◆ **WHAT YOU ARE ASKED TO DO**
Transcribe the records below line for line, leaving out the pictures.

-------- INFORMATION SUPPLIED --------

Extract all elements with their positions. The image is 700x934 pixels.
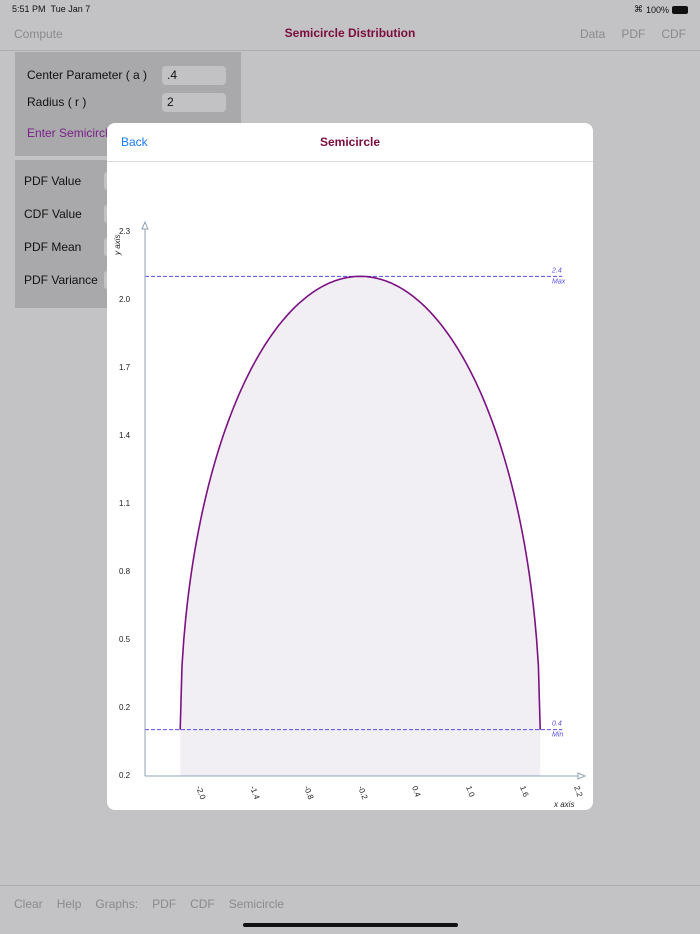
date: Tue Jan 7 xyxy=(50,4,91,14)
pdf-value-label: PDF Value xyxy=(24,174,82,188)
x-tick-label: -0.2 xyxy=(356,785,369,802)
y-tick-label: 1.4 xyxy=(119,431,131,440)
enter-instruction: Enter Semicircle xyxy=(27,126,115,140)
home-indicator xyxy=(243,923,458,927)
semicircle-curve xyxy=(179,275,541,730)
help-button[interactable]: Help xyxy=(56,897,82,911)
modal-title: Semicircle xyxy=(319,135,381,149)
battery-percent: 100% xyxy=(645,4,669,15)
x-tick-label: -0.8 xyxy=(302,785,315,802)
min-label: Min xyxy=(552,732,563,739)
bottom-toolbar: Clear Help Graphs: PDF CDF Semicircle xyxy=(0,885,700,934)
x-tick-label: 0.4 xyxy=(410,785,422,799)
graphs-label: Graphs: xyxy=(95,897,139,911)
nav-bar: Compute Semicircle Distribution Data PDF… xyxy=(0,18,700,51)
y-axis-arrow-icon xyxy=(141,220,149,230)
x-tick-label: 1.6 xyxy=(518,785,530,799)
y-tick-label: 0.5 xyxy=(119,635,131,644)
graph-cdf-button[interactable]: CDF xyxy=(190,897,215,911)
cdf-button[interactable]: CDF xyxy=(661,27,686,41)
radius-label: Radius ( r ) xyxy=(27,95,87,109)
y-tick-label: 1.1 xyxy=(119,499,131,508)
status-bar: 5:51 PM Tue Jan 7 ⌘ 100% xyxy=(0,0,700,18)
modal-header: Back Semicircle xyxy=(107,123,593,162)
semicircle-graph-modal: Back Semicircle 2.4 Max 0.4 Min 2.3 2.0 1.7 1.4… xyxy=(107,123,593,810)
battery-icon xyxy=(672,5,688,14)
y-tick-label: 0.2 xyxy=(119,703,131,712)
min-value-label: 0.4 xyxy=(552,721,562,728)
data-button[interactable]: Data xyxy=(579,27,606,41)
y-tick-label: 0.2 xyxy=(119,771,131,780)
x-tick-label: 1.0 xyxy=(464,785,476,799)
radius-input[interactable]: 2 xyxy=(162,93,226,112)
y-tick-label: 2.3 xyxy=(119,227,131,236)
center-input[interactable]: .4 xyxy=(162,66,226,85)
y-tick-label: 1.7 xyxy=(119,363,131,372)
max-label: Max xyxy=(552,278,566,285)
x-tick-label: 2.2 xyxy=(572,785,584,799)
y-tick-label: 0.8 xyxy=(119,567,131,576)
clear-button[interactable]: Clear xyxy=(14,897,43,911)
y-tick-label: 2.0 xyxy=(119,295,131,304)
x-axis-label: x axis xyxy=(553,800,574,809)
status-time: 5:51 PM Tue Jan 7 xyxy=(12,4,90,14)
y-axis-label: y axis xyxy=(113,235,122,256)
max-value-label: 2.4 xyxy=(551,267,562,274)
wifi-icon: ⌘ xyxy=(633,4,643,14)
x-axis-arrow-icon xyxy=(577,772,587,780)
center-label: Center Parameter ( a ) xyxy=(27,68,148,82)
compute-button[interactable]: Compute xyxy=(14,27,63,41)
semicircle-chart: 2.4 Max 0.4 Min 2.3 2.0 1.7 1.4 1.1 0.8 0.5 0.2 0.2 -… xyxy=(113,220,587,809)
time: 5:51 PM xyxy=(12,4,46,14)
x-tick-label: -2.0 xyxy=(194,785,207,802)
graph-semicircle-button[interactable]: Semicircle xyxy=(228,897,285,911)
pdf-button[interactable]: PDF xyxy=(621,27,646,41)
graph-pdf-button[interactable]: PDF xyxy=(152,897,177,911)
cdf-value-label: CDF Value xyxy=(24,207,82,221)
x-tick-label: -1.4 xyxy=(248,785,261,802)
back-button[interactable]: Back xyxy=(121,135,148,149)
pdf-mean-label: PDF Mean xyxy=(24,240,82,254)
curve-fill xyxy=(180,276,541,776)
pdf-variance-label: PDF Variance xyxy=(24,273,98,287)
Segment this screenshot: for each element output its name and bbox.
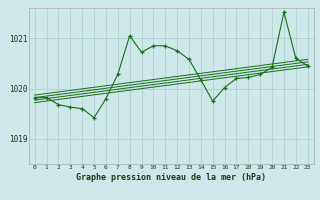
X-axis label: Graphe pression niveau de la mer (hPa): Graphe pression niveau de la mer (hPa) <box>76 173 266 182</box>
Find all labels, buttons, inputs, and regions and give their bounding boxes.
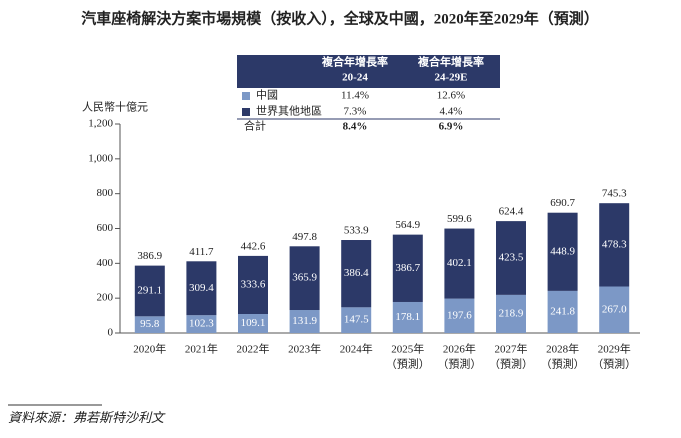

--------

◆ **THE ANSWER**
Extract all elements with their positions. The image is 700x934 pixels.
date: Tue Jan 7 xyxy=(50,4,91,14)
pdf-value-label: PDF Value xyxy=(24,174,82,188)
x-tick-label: -0.2 xyxy=(356,785,369,802)
y-tick-label: 1.4 xyxy=(119,431,131,440)
enter-instruction: Enter Semicircle xyxy=(27,126,115,140)
home-indicator xyxy=(243,923,458,927)
semicircle-curve xyxy=(179,275,541,730)
help-button[interactable]: Help xyxy=(56,897,82,911)
modal-title: Semicircle xyxy=(319,135,381,149)
battery-percent: 100% xyxy=(645,4,669,15)
x-tick-label: -0.8 xyxy=(302,785,315,802)
min-label: Min xyxy=(552,732,563,739)
bottom-toolbar: Clear Help Graphs: PDF CDF Semicircle xyxy=(0,885,700,934)
x-tick-label: 0.4 xyxy=(410,785,422,799)
graphs-label: Graphs: xyxy=(95,897,139,911)
nav-bar: Compute Semicircle Distribution Data PDF… xyxy=(0,18,700,51)
y-axis-arrow-icon xyxy=(141,220,149,230)
x-tick-label: 1.6 xyxy=(518,785,530,799)
y-tick-label: 0.5 xyxy=(119,635,131,644)
graph-cdf-button[interactable]: CDF xyxy=(190,897,215,911)
cdf-button[interactable]: CDF xyxy=(661,27,686,41)
radius-label: Radius ( r ) xyxy=(27,95,87,109)
y-tick-label: 1.1 xyxy=(119,499,131,508)
status-bar: 5:51 PM Tue Jan 7 ⌘ 100% xyxy=(0,0,700,18)
modal-header: Back Semicircle xyxy=(107,123,593,162)
semicircle-graph-modal: Back Semicircle 2.4 Max 0.4 Min 2.3 2.0 1.7 1.4… xyxy=(107,123,593,810)
battery-icon xyxy=(672,5,688,14)
y-tick-label: 0.2 xyxy=(119,703,131,712)
min-value-label: 0.4 xyxy=(552,721,562,728)
data-button[interactable]: Data xyxy=(579,27,606,41)
y-tick-label: 0.2 xyxy=(119,771,131,780)
x-tick-label: 1.0 xyxy=(464,785,476,799)
radius-input[interactable]: 2 xyxy=(162,93,226,112)
y-tick-label: 2.3 xyxy=(119,227,131,236)
center-input[interactable]: .4 xyxy=(162,66,226,85)
y-tick-label: 1.7 xyxy=(119,363,131,372)
max-label: Max xyxy=(552,278,566,285)
x-tick-label: 2.2 xyxy=(572,785,584,799)
y-tick-label: 0.8 xyxy=(119,567,131,576)
clear-button[interactable]: Clear xyxy=(14,897,43,911)
y-tick-label: 2.0 xyxy=(119,295,131,304)
x-axis-label: x axis xyxy=(553,800,574,809)
status-time: 5:51 PM Tue Jan 7 xyxy=(12,4,90,14)
y-axis-label: y axis xyxy=(113,235,122,256)
max-value-label: 2.4 xyxy=(551,267,562,274)
wifi-icon: ⌘ xyxy=(633,4,643,14)
x-axis-arrow-icon xyxy=(577,772,587,780)
center-label: Center Parameter ( a ) xyxy=(27,68,148,82)
compute-button[interactable]: Compute xyxy=(14,27,63,41)
semicircle-chart: 2.4 Max 0.4 Min 2.3 2.0 1.7 1.4 1.1 0.8 0.5 0.2 0.2 -… xyxy=(113,220,587,809)
time: 5:51 PM xyxy=(12,4,46,14)
x-tick-label: -2.0 xyxy=(194,785,207,802)
graph-semicircle-button[interactable]: Semicircle xyxy=(228,897,285,911)
pdf-button[interactable]: PDF xyxy=(621,27,646,41)
graph-pdf-button[interactable]: PDF xyxy=(152,897,177,911)
cdf-value-label: CDF Value xyxy=(24,207,82,221)
x-tick-label: -1.4 xyxy=(248,785,261,802)
back-button[interactable]: Back xyxy=(121,135,148,149)
pdf-mean-label: PDF Mean xyxy=(24,240,82,254)
curve-fill xyxy=(180,276,541,776)
pdf-variance-label: PDF Variance xyxy=(24,273,98,287)
Segment this screenshot: for each element output its name and bbox.
X-axis label: Graphe pression niveau de la mer (hPa): Graphe pression niveau de la mer (hPa) <box>76 173 266 182</box>
Find all labels, buttons, inputs, and regions and give their bounding boxes.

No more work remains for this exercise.